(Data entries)
===============

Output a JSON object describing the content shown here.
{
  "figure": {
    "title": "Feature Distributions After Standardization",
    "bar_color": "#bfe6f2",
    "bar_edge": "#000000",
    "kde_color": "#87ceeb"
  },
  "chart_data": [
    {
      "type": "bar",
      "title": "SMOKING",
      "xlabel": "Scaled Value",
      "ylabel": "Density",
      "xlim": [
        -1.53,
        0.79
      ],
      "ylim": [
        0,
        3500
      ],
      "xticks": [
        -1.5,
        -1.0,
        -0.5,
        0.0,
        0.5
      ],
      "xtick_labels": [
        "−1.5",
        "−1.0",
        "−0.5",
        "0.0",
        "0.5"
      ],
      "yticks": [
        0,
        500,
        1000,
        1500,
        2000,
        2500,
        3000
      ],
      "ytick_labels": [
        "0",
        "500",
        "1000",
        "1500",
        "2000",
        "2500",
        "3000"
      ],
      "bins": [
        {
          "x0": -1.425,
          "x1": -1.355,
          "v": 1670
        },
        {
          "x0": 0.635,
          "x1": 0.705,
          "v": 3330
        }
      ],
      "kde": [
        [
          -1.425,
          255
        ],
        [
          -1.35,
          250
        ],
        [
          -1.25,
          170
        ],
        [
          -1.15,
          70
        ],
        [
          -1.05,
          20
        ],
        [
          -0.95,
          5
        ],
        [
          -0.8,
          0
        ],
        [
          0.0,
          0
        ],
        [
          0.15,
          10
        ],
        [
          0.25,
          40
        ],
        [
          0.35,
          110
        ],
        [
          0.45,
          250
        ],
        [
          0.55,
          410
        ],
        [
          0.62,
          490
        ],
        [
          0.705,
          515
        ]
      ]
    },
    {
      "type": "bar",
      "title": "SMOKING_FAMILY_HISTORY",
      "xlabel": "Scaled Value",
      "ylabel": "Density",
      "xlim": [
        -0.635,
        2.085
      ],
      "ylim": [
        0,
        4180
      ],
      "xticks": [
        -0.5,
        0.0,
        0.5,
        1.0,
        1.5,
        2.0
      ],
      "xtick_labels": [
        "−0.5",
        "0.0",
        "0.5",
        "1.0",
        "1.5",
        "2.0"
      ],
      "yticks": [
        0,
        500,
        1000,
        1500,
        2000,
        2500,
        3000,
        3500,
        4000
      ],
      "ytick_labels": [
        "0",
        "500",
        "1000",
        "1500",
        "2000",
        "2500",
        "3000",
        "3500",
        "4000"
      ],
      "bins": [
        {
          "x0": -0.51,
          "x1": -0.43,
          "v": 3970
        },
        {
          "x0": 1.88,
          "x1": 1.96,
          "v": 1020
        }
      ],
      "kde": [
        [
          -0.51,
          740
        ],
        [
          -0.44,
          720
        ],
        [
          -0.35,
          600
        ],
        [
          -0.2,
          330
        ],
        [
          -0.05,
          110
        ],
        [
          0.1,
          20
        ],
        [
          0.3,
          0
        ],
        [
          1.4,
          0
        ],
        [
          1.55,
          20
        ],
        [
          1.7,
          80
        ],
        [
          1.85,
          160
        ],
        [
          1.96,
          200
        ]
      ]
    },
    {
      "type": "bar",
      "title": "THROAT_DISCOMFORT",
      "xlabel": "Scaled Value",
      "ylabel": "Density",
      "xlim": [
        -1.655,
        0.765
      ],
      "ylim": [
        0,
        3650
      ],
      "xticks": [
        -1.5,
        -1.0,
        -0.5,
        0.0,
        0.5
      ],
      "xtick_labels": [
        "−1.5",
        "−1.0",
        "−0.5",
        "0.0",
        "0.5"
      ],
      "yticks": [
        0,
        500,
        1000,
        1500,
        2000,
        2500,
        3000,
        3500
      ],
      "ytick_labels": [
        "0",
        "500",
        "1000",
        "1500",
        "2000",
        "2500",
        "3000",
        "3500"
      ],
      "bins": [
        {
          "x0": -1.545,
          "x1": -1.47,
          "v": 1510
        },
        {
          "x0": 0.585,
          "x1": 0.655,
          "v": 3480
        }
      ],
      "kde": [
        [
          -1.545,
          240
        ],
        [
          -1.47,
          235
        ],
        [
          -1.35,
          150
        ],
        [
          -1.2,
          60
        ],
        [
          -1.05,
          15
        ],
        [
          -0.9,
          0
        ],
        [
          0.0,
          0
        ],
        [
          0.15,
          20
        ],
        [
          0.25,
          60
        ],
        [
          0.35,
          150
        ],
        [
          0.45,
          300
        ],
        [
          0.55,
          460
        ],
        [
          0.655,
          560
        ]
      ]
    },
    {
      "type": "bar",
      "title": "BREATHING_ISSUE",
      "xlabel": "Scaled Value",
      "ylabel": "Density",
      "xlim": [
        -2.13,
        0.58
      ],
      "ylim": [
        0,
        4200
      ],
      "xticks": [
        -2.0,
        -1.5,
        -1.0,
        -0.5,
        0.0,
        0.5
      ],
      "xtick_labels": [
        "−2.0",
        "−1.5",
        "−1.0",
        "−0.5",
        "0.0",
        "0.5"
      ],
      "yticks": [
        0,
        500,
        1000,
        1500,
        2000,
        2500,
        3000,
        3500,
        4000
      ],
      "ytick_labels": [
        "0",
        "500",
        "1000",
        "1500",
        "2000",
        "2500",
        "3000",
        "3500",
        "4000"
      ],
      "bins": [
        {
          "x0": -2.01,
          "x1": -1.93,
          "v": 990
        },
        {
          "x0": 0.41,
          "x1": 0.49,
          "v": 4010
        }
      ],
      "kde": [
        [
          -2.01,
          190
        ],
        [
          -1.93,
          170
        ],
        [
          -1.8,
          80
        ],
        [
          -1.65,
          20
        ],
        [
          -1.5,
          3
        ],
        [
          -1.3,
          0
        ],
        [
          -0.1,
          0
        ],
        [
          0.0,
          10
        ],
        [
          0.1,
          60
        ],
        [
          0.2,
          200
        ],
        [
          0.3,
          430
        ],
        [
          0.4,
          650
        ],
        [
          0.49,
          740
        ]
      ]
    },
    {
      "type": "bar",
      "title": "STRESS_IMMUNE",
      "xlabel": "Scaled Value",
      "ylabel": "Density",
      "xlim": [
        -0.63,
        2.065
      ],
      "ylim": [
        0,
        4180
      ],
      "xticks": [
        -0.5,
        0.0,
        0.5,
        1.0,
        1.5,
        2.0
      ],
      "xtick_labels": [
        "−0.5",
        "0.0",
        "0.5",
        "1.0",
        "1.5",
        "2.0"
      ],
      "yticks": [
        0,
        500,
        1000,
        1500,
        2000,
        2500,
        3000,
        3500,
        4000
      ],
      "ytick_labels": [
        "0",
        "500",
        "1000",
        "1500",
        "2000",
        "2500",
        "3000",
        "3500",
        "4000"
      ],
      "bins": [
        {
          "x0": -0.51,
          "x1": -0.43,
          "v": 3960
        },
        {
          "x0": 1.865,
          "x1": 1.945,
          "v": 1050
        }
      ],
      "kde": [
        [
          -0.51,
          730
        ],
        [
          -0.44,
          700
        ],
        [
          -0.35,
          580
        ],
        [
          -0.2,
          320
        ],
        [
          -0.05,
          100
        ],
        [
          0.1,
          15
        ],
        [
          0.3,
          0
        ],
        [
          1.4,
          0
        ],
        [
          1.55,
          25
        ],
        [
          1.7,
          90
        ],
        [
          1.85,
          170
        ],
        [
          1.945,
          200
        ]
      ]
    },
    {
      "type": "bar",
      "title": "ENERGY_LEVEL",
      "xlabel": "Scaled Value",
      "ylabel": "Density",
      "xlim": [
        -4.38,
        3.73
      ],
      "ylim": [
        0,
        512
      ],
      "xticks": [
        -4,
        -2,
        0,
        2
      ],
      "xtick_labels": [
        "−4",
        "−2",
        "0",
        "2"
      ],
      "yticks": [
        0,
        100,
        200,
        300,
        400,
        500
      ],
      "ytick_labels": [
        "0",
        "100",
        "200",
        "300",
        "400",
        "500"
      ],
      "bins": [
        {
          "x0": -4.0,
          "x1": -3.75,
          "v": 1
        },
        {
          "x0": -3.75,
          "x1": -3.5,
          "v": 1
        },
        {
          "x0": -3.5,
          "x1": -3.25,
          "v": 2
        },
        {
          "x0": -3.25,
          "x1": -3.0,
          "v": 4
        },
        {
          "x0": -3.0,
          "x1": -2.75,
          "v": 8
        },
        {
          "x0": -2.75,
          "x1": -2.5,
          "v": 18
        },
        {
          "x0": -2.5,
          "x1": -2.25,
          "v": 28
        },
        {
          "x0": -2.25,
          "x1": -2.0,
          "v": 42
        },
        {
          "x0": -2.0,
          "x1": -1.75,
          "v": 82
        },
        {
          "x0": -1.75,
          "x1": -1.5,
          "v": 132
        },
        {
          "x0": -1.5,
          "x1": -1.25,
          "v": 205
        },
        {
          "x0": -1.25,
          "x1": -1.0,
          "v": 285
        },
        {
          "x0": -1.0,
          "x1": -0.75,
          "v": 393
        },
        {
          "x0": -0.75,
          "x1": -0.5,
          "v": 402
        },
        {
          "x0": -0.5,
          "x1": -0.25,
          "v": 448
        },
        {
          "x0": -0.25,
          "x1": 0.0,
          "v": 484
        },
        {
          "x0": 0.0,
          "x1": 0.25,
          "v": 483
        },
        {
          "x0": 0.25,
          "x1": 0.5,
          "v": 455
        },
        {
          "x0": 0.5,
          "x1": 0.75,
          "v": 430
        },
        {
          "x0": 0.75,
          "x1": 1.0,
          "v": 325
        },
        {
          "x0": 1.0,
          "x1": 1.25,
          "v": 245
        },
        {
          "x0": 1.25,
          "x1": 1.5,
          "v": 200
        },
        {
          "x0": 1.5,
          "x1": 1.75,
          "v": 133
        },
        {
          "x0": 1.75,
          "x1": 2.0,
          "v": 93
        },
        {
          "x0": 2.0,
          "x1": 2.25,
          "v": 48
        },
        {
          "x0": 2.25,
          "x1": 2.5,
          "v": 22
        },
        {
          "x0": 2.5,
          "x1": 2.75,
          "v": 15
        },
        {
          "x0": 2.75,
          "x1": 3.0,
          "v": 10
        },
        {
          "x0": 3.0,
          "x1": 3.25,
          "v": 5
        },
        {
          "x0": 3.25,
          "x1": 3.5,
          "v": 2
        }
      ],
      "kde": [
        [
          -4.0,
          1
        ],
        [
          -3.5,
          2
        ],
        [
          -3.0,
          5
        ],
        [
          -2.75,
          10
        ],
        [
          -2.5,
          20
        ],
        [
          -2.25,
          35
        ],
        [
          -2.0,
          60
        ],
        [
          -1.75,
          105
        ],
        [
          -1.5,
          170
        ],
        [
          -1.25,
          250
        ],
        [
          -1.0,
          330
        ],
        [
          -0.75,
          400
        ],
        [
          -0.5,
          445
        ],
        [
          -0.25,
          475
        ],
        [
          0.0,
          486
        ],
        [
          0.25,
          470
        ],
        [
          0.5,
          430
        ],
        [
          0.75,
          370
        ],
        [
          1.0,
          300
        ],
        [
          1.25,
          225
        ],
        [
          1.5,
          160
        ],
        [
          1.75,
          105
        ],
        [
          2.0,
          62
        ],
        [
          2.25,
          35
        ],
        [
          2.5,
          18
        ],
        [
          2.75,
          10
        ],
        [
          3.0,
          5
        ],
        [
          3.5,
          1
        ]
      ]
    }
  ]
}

===============

→ **Written problem**:
Each line that has the word "title" should be copied.

→ **The response**:
    "title": "Feature Distributions After Standardization",
      "title": "SMOKING",
      "title": "SMOKING_FAMILY_HISTORY",
      "title": "THROAT_DISCOMFORT",
      "title": "BREATHING_ISSUE",
      "title": "STRESS_IMMUNE",
      "title": "ENERGY_LEVEL",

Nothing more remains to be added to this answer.